Provided material:
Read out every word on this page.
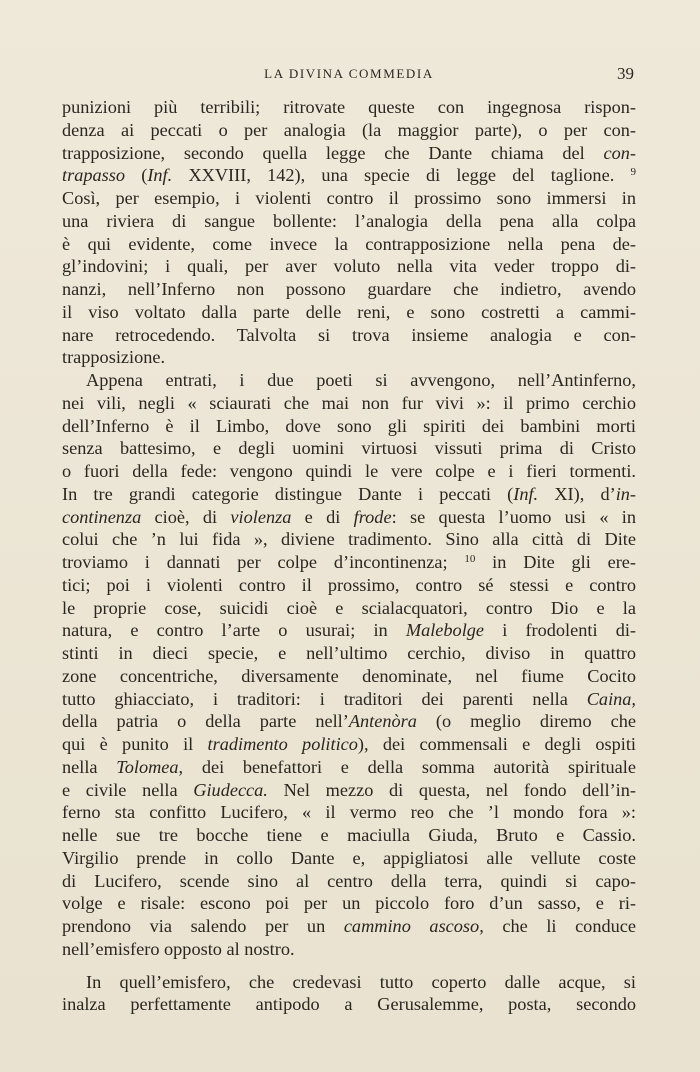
LA DIVINA COMMEDIA	39
punizioni più terribili; ritrovate queste con ingegnosa rispon-
denza ai peccati o per analogia (la maggior parte), o per con-
trapposizione, secondo quella legge che Dante chiama del con-
trapasso (Inf. XXVIII, 142), una specie di legge del taglione. $^9$
Così, per esempio, i violenti contro il prossimo sono immersi in
una riviera di sangue bollente: l’analogia della pena alla colpa
è qui evidente, come invece la contrapposizione nella pena de-
gl’indovini; i quali, per aver voluto nella vita veder troppo di-
nanzi, nell’Inferno non possono guardare che indietro, avendo
il viso voltato dalla parte delle reni, e sono costretti a cammi-
nare retrocedendo. Talvolta si trova insieme analogia e con-
trapposizione.
Appena entrati, i due poeti si avvengono, nell’Antinferno,
nei vili, negli « sciaurati che mai non fur vivi »: il primo cerchio
dell’Inferno è il Limbo, dove sono gli spiriti dei bambini morti
senza battesimo, e degli uomini virtuosi vissuti prima di Cristo
o fuori della fede: vengono quindi le vere colpe e i fieri tormenti.
In tre grandi categorie distingue Dante i peccati (Inf. XI), d’in-
continenza cioè, di violenza e di frode: se questa l’uomo usi « in
colui che ’n lui fida », diviene tradimento. Sino alla città di Dite
troviamo i dannati per colpe d’incontinenza; $^{10}$ in Dite gli ere-
tici; poi i violenti contro il prossimo, contro sé stessi e contro
le proprie cose, suicidi cioè e scialacquatori, contro Dio e la
natura, e contro l’arte o usurai; in Malebolge i frodolenti di-
stinti in dieci specie, e nell’ultimo cerchio, diviso in quattro
zone concentriche, diversamente denominate, nel fiume Cocito
tutto ghiacciato, i traditori: i traditori dei parenti nella Caina,
della patria o della parte nell’Antenòra (o meglio diremo che
qui è punito il tradimento politico), dei commensali e degli ospiti
nella Tolomea, dei benefattori e della somma autorità spirituale
e civile nella Giudecca. Nel mezzo di questa, nel fondo dell’in-
ferno sta confitto Lucifero, « il vermo reo che ’l mondo fora »:
nelle sue tre bocche tiene e maciulla Giuda, Bruto e Cassio.
Virgilio prende in collo Dante e, appigliatosi alle vellute coste
di Lucifero, scende sino al centro della terra, quindi si capo-
volge e risale: escono poi per un piccolo foro d’un sasso, e ri-
prendono via salendo per un cammino ascoso, che li conduce
nell’emisfero opposto al nostro.
In quell’emisfero, che credevasi tutto coperto dalle acque, si
inalza perfettamente antipodo a Gerusalemme, posta, secondo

Exercise prompt: Locate all lines holding the word "emisfero", then copy them out.

Answer to this exercise:
nell’emisfero opposto al nostro.
In quell’emisfero, che credevasi tutto coperto dalle acque, si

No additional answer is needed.